Records start

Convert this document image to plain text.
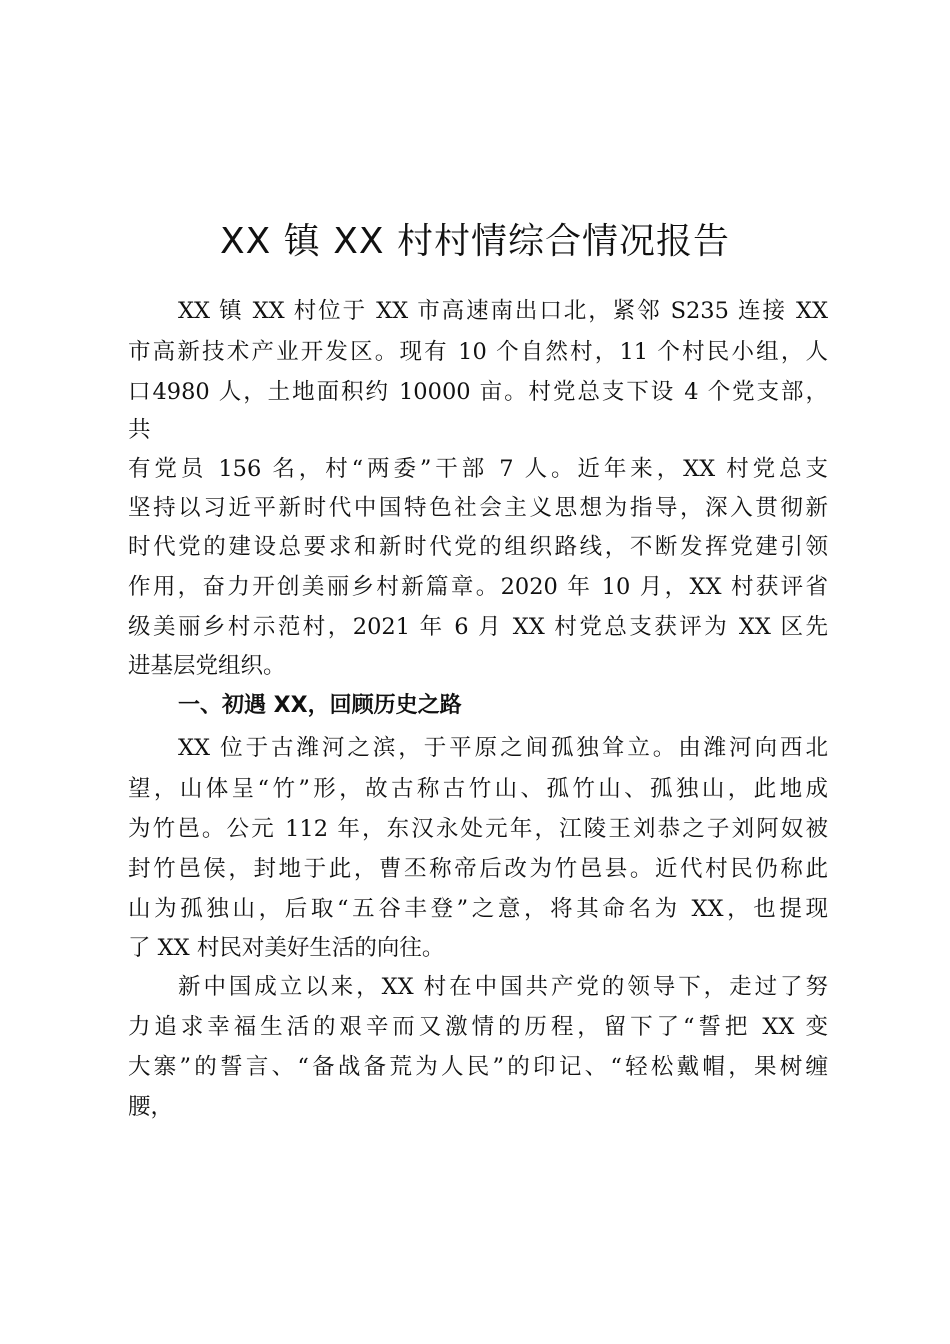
XX 镇 XX 村村情综合情况报告

XX 镇 XX 村位于 XX 市高速南出口北，紧邻 S235 连接 XX

市高新技术产业开发区。现有 10 个自然村，11 个村民小组，人

口4980 人，土地面积约 10000 亩。村党总支下设 4 个党支部，

共

有党员 156 名，村“两委”干部 7 人。近年来，XX 村党总支

坚持以习近平新时代中国特色社会主义思想为指导，深入贯彻新

时代党的建设总要求和新时代党的组织路线，不断发挥党建引领

作用，奋力开创美丽乡村新篇章。2020 年 10 月，XX 村获评省

级美丽乡村示范村，2021 年 6 月 XX 村党总支获评为 XX 区先

进基层党组织。

一、初遇 XX，回顾历史之路

XX 位于古潍河之滨，于平原之间孤独耸立。由潍河向西北

望，山体呈“竹”形，故古称古竹山、孤竹山、孤独山，此地成

为竹邑。公元 112 年，东汉永处元年，江陵王刘恭之子刘阿奴被

封竹邑侯，封地于此，曹丕称帝后改为竹邑县。近代村民仍称此

山为孤独山，后取“五谷丰登”之意，将其命名为 XX，也提现

了 XX 村民对美好生活的向往。

新中国成立以来，XX 村在中国共产党的领导下，走过了努

力追求幸福生活的艰辛而又激情的历程，留下了“誓把 XX 变

大寨”的誓言、“备战备荒为人民”的印记、“轻松戴帽，果树缠

腰，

Records end

Reproduce the data word for word, excluding its pictures.

### Response
Convert this document image to plain text.
XX 镇 XX 村村情综合情况报告

XX 镇 XX 村位于 XX 市高速南出口北，紧邻 S235 连接 XX

市高新技术产业开发区。现有 10 个自然村，11 个村民小组，人

口4980 人，土地面积约 10000 亩。村党总支下设 4 个党支部，

共

有党员 156 名，村“两委”干部 7 人。近年来，XX 村党总支

坚持以习近平新时代中国特色社会主义思想为指导，深入贯彻新

时代党的建设总要求和新时代党的组织路线，不断发挥党建引领

作用，奋力开创美丽乡村新篇章。2020 年 10 月，XX 村获评省

级美丽乡村示范村，2021 年 6 月 XX 村党总支获评为 XX 区先

进基层党组织。

一、初遇 XX，回顾历史之路

XX 位于古潍河之滨，于平原之间孤独耸立。由潍河向西北

望，山体呈“竹”形，故古称古竹山、孤竹山、孤独山，此地成

为竹邑。公元 112 年，东汉永处元年，江陵王刘恭之子刘阿奴被

封竹邑侯，封地于此，曹丕称帝后改为竹邑县。近代村民仍称此

山为孤独山，后取“五谷丰登”之意，将其命名为 XX，也提现

了 XX 村民对美好生活的向往。

新中国成立以来，XX 村在中国共产党的领导下，走过了努

力追求幸福生活的艰辛而又激情的历程，留下了“誓把 XX 变

大寨”的誓言、“备战备荒为人民”的印记、“轻松戴帽，果树缠

腰，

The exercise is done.